_Excerpted records_.

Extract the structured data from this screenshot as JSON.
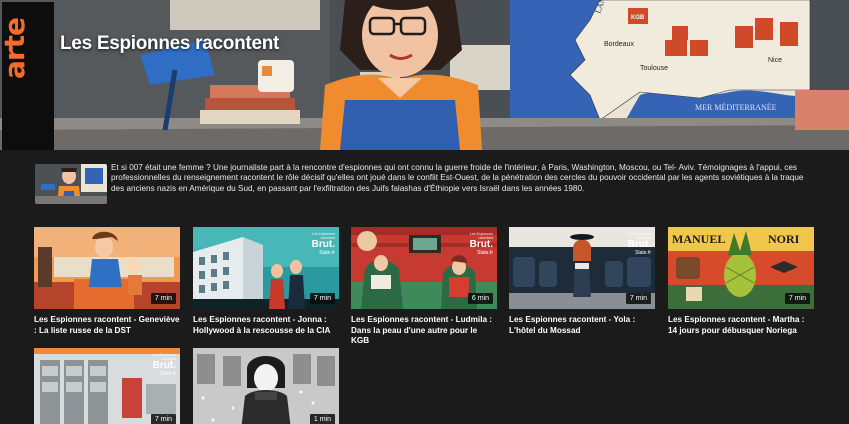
{
  "header": {
    "logo": "arte",
    "title": "Les Espionnes racontent"
  },
  "description": "Et si 007 était une femme ?  Une journaliste part à la rencontre d'espionnes qui ont connu la guerre froide de l'intérieur, à Paris, Washington, Moscou, ou Tel- Aviv. Témoignages à l'appui, ces professionnelles du renseignement racontent le rôle décisif qu'elles ont joué dans le conflit Est-Ouest, de la pénétration des cercles du pouvoir occidental par les agents soviétiques à la traque des anciens nazis en Amérique du Sud, en passant par l'exfiltration des Juifs falashas d'Éthiopie vers Israël dans les années 1980.",
  "hero_map_labels": {
    "sea": "LANTIQUE",
    "mer": "MER\nMÉDITERRANÉE",
    "cities": [
      "Bordeaux",
      "Toulouse",
      "Nice"
    ],
    "kgb": "KGB"
  },
  "brut": {
    "small": "Les Espionnes racontent",
    "brand": "Brut.",
    "slate": "Slate.fr"
  },
  "episodes": [
    {
      "title": "Les Espionnes racontent - Geneviève : La liste russe de la DST",
      "duration": "7 min",
      "badge": true
    },
    {
      "title": "Les Espionnes racontent - Jonna : Hollywood à la rescousse de la CIA",
      "duration": "7 min",
      "badge": true
    },
    {
      "title": "Les Espionnes racontent - Ludmila : Dans la peau d'une autre pour le KGB",
      "duration": "6 min",
      "badge": true
    },
    {
      "title": "Les Espionnes racontent - Yola : L'hôtel du Mossad",
      "duration": "7 min",
      "badge": true
    },
    {
      "title": "Les Espionnes racontent - Martha : 14 jours pour débusquer Noriega",
      "duration": "7 min",
      "badge": false,
      "banner_left": "MANUEL",
      "banner_right": "NORI"
    },
    {
      "title": "",
      "duration": "7 min",
      "badge": true
    },
    {
      "title": "",
      "duration": "1 min",
      "badge": false
    }
  ],
  "colors": {
    "background": "#1b1b1b",
    "arte_orange": "#f56b2a",
    "map_blue": "#2f5aa8",
    "kgb_red": "#d04a2a"
  }
}
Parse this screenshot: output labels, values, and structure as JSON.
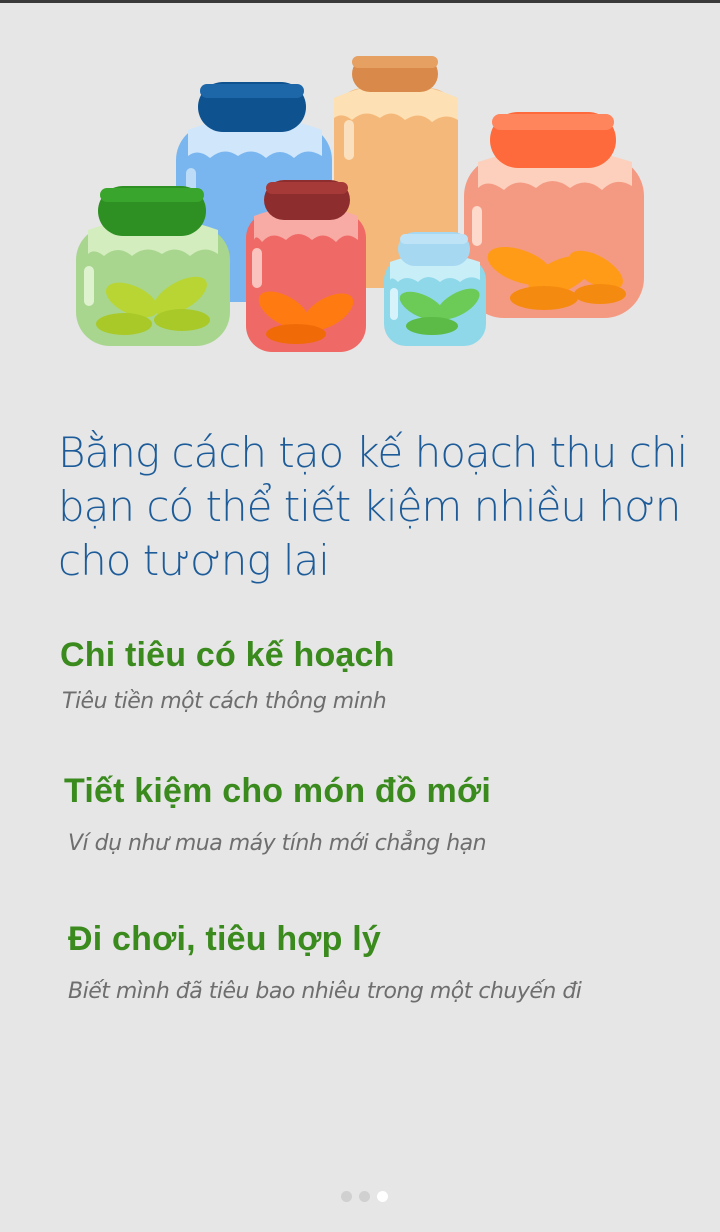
{
  "headline": "Bằng cách tạo kế hoạch thu chi bạn có thể tiết kiệm nhiều hơn cho tương lai",
  "illustration": {
    "icon": "savings-jars-illustration"
  },
  "features": [
    {
      "title": "Chi tiêu có kế hoạch",
      "subtitle": "Tiêu tiền một cách thông minh"
    },
    {
      "title": "Tiết kiệm cho món đồ mới",
      "subtitle": "Ví dụ như mua máy tính mới chẳng hạn"
    },
    {
      "title": "Đi chơi, tiêu hợp lý",
      "subtitle": "Biết mình đã tiêu bao nhiêu trong một chuyến đi"
    }
  ],
  "pager": {
    "pages": 3,
    "current": 3
  },
  "colors": {
    "background": "#e6e6e6",
    "headline": "#1d5c99",
    "feature_title": "#3a8a1e",
    "feature_subtitle": "#6e6e6e"
  }
}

_Task to carry out_.
Show every line in the entries where the string "screenshot" occurs.

_Problem solution_.
Extract the structured data from this screenshot as JSON.
Parse this screenshot: output labels, values, and structure as JSON.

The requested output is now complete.